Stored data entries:
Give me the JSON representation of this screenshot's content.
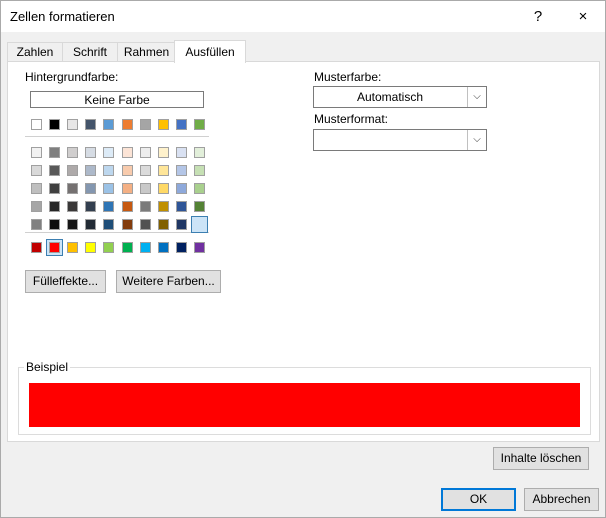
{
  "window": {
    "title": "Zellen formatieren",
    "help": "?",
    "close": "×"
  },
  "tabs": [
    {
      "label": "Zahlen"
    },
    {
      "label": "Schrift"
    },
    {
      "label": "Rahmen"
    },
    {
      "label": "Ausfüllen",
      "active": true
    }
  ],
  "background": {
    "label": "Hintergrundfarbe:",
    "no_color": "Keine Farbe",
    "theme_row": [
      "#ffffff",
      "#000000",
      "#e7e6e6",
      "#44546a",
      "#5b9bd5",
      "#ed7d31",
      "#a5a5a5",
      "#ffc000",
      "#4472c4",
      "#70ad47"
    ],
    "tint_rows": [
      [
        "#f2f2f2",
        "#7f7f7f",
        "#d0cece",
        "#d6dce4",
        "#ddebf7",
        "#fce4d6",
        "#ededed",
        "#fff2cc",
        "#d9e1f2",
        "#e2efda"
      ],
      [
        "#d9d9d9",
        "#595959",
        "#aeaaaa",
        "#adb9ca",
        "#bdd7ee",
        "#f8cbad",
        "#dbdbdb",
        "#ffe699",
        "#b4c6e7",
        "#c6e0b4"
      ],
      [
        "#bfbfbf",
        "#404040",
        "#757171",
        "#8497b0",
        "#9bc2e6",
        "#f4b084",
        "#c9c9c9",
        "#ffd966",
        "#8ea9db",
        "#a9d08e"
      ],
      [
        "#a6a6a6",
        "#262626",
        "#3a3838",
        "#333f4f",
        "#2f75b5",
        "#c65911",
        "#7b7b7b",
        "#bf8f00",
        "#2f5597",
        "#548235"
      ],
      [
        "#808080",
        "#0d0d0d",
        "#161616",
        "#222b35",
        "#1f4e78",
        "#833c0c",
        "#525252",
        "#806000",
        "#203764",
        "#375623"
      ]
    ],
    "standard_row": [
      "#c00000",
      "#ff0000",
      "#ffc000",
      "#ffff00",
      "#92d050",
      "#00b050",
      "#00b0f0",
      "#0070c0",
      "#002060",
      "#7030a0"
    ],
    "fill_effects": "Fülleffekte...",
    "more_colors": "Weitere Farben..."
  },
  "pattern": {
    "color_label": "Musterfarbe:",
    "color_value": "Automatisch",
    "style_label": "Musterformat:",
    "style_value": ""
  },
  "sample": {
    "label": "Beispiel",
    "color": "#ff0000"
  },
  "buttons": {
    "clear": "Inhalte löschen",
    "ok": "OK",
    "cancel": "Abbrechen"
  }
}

• [Required task]
Set down the records in full and exactly. Do not carry over any image.

• [Complete response]
Give me the JSON representation of this screenshot's content.
{
  "window": {
    "title": "Zellen formatieren",
    "help": "?",
    "close": "×"
  },
  "tabs": [
    {
      "label": "Zahlen"
    },
    {
      "label": "Schrift"
    },
    {
      "label": "Rahmen"
    },
    {
      "label": "Ausfüllen",
      "active": true
    }
  ],
  "background": {
    "label": "Hintergrundfarbe:",
    "no_color": "Keine Farbe",
    "theme_row": [
      "#ffffff",
      "#000000",
      "#e7e6e6",
      "#44546a",
      "#5b9bd5",
      "#ed7d31",
      "#a5a5a5",
      "#ffc000",
      "#4472c4",
      "#70ad47"
    ],
    "tint_rows": [
      [
        "#f2f2f2",
        "#7f7f7f",
        "#d0cece",
        "#d6dce4",
        "#ddebf7",
        "#fce4d6",
        "#ededed",
        "#fff2cc",
        "#d9e1f2",
        "#e2efda"
      ],
      [
        "#d9d9d9",
        "#595959",
        "#aeaaaa",
        "#adb9ca",
        "#bdd7ee",
        "#f8cbad",
        "#dbdbdb",
        "#ffe699",
        "#b4c6e7",
        "#c6e0b4"
      ],
      [
        "#bfbfbf",
        "#404040",
        "#757171",
        "#8497b0",
        "#9bc2e6",
        "#f4b084",
        "#c9c9c9",
        "#ffd966",
        "#8ea9db",
        "#a9d08e"
      ],
      [
        "#a6a6a6",
        "#262626",
        "#3a3838",
        "#333f4f",
        "#2f75b5",
        "#c65911",
        "#7b7b7b",
        "#bf8f00",
        "#2f5597",
        "#548235"
      ],
      [
        "#808080",
        "#0d0d0d",
        "#161616",
        "#222b35",
        "#1f4e78",
        "#833c0c",
        "#525252",
        "#806000",
        "#203764",
        "#375623"
      ]
    ],
    "standard_row": [
      "#c00000",
      "#ff0000",
      "#ffc000",
      "#ffff00",
      "#92d050",
      "#00b050",
      "#00b0f0",
      "#0070c0",
      "#002060",
      "#7030a0"
    ],
    "fill_effects": "Fülleffekte...",
    "more_colors": "Weitere Farben..."
  },
  "pattern": {
    "color_label": "Musterfarbe:",
    "color_value": "Automatisch",
    "style_label": "Musterformat:",
    "style_value": ""
  },
  "sample": {
    "label": "Beispiel",
    "color": "#ff0000"
  },
  "buttons": {
    "clear": "Inhalte löschen",
    "ok": "OK",
    "cancel": "Abbrechen"
  }
}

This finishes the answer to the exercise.